• **WHAT TO WORK ON**:
Copy each line of the entries beneath that contains the word "escena".

• **INPUT DATA**:
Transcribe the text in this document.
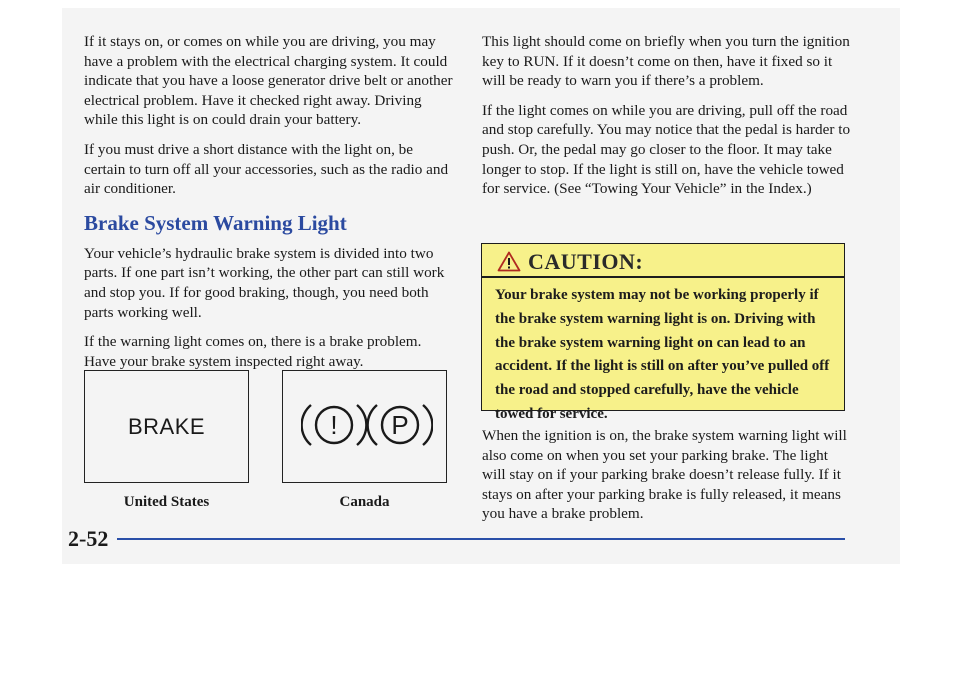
If it stays on, or comes on while you are driving, you may have a problem with the electrical charging system. It could indicate that you have a loose generator drive belt or another electrical problem. Have it checked right away. Driving while this light is on could drain your battery.

If you must drive a short distance with the light on, be certain to turn off all your accessories, such as the radio and air conditioner.

Brake System Warning Light

Your vehicle’s hydraulic brake system is divided into two parts. If one part isn’t working, the other part can still work and stop you. If for good braking, though, you need both parts working well.

If the warning light comes on, there is a brake problem. Have your brake system inspected right away.

BRAKE	! P
United States	Canada

This light should come on briefly when you turn the ignition key to RUN. If it doesn’t come on then, have it fixed so it will be ready to warn you if there’s a problem.

If the light comes on while you are driving, pull off the road and stop carefully. You may notice that the pedal is harder to push. Or, the pedal may go closer to the floor. It may take longer to stop. If the light is still on, have the vehicle towed for service. (See “Towing Your Vehicle” in the Index.)

CAUTION:
Your brake system may not be working properly if the brake system warning light is on. Driving with the brake system warning light on can lead to an accident. If the light is still on after you’ve pulled off the road and stopped carefully, have the vehicle towed for service.

When the ignition is on, the brake system warning light will also come on when you set your parking brake. The light will stay on if your parking brake doesn’t release fully. If it stays on after your parking brake is fully released, it means you have a brake problem.

2-52
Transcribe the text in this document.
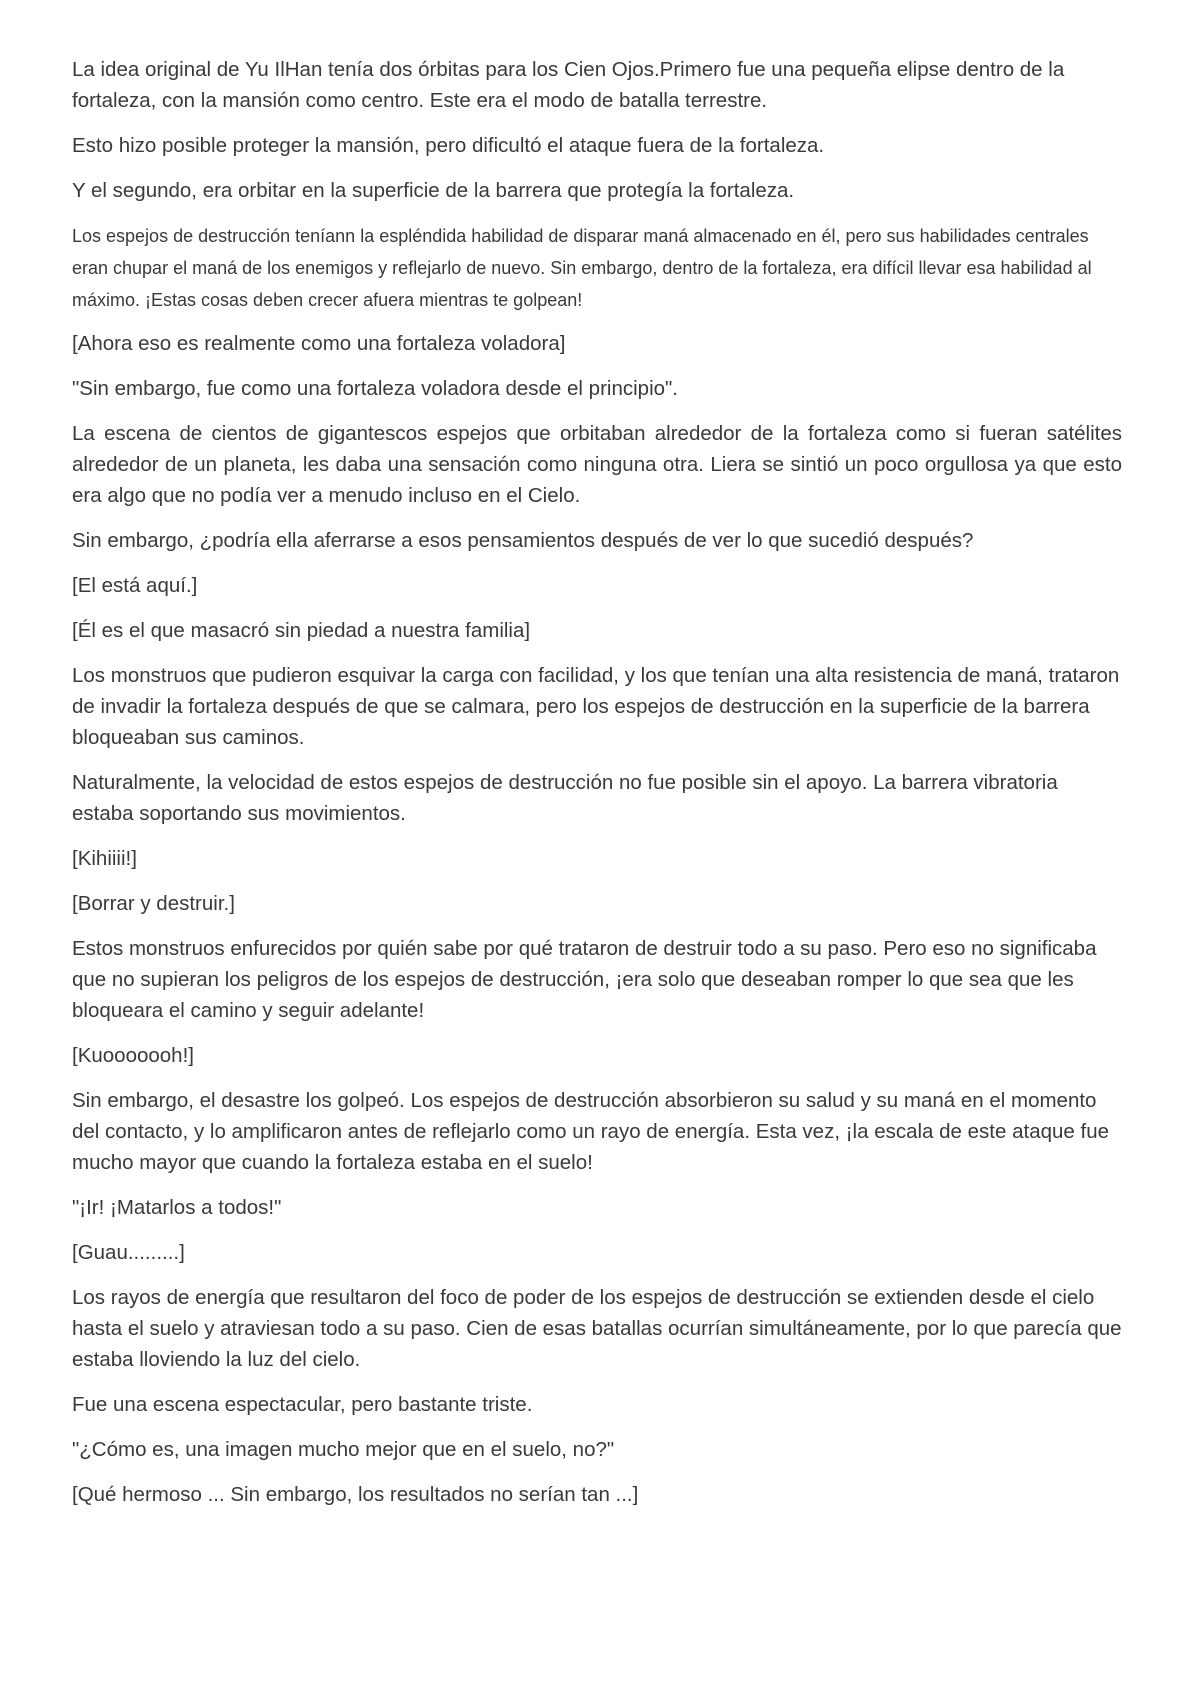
La idea original de Yu IlHan tenía dos órbitas para los Cien Ojos.Primero fue una pequeña elipse dentro de la fortaleza, con la mansión como centro. Este era el modo de batalla terrestre.

Esto hizo posible proteger la mansión, pero dificultó el ataque fuera de la fortaleza.

Y el segundo, era orbitar en la superficie de la barrera que protegía la fortaleza.

Los espejos de destrucción teníann la espléndida habilidad de disparar maná almacenado en él, pero sus habilidades centrales eran chupar el maná de los enemigos y reflejarlo de nuevo. Sin embargo, dentro de la fortaleza, era difícil llevar esa habilidad al máximo. ¡Estas cosas deben crecer afuera mientras te golpean!

[Ahora eso es realmente como una fortaleza voladora]

"Sin embargo, fue como una fortaleza voladora desde el principio".

La escena de cientos de gigantescos espejos que orbitaban alrededor de la fortaleza como si fueran satélites alrededor de un planeta, les daba una sensación como ninguna otra. Liera se sintió un poco orgullosa ya que esto era algo que no podía ver a menudo incluso en el Cielo.

Sin embargo, ¿podría ella aferrarse a esos pensamientos después de ver lo que sucedió después?

[El está aquí.]

[Él es el que masacró sin piedad a nuestra familia]

Los monstruos que pudieron esquivar la carga con facilidad, y los que tenían una alta resistencia de maná, trataron de invadir la fortaleza después de que se calmara, pero los espejos de destrucción en la superficie de la barrera bloqueaban sus caminos.

Naturalmente, la velocidad de estos espejos de destrucción no fue posible sin el apoyo. La barrera vibratoria estaba soportando sus movimientos.

[Kihiiii!]

[Borrar y destruir.]

Estos monstruos enfurecidos por quién sabe por qué trataron de destruir todo a su paso. Pero eso no significaba que no supieran los peligros de los espejos de destrucción, ¡era solo que deseaban romper lo que sea que les bloqueara el camino y seguir adelante!

[Kuooooooh!]

Sin embargo, el desastre los golpeó. Los espejos de destrucción absorbieron su salud y su maná en el momento del contacto, y lo amplificaron antes de reflejarlo como un rayo de energía. Esta vez, ¡la escala de este ataque fue mucho mayor que cuando la fortaleza estaba en el suelo!

"¡Ir! ¡Matarlos a todos!"

[Guau.........]

Los rayos de energía que resultaron del foco de poder de los espejos de destrucción se extienden desde el cielo hasta el suelo y atraviesan todo a su paso. Cien de esas batallas ocurrían simultáneamente, por lo que parecía que estaba lloviendo la luz del cielo.

Fue una escena espectacular, pero bastante triste.

"¿Cómo es, una imagen mucho mejor que en el suelo, no?"

[Qué hermoso ... Sin embargo, los resultados no serían tan ...]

• **FINISHED TASK**:
La escena de cientos de gigantescos espejos que orbitaban alrededor de la fortaleza como si fueran satélites alrededor de un planeta, les daba una sensación como ninguna otra. Liera se sintió un poco orgullosa ya que esto era algo que no podía ver a menudo incluso en el Cielo.
Fue una escena espectacular, pero bastante triste.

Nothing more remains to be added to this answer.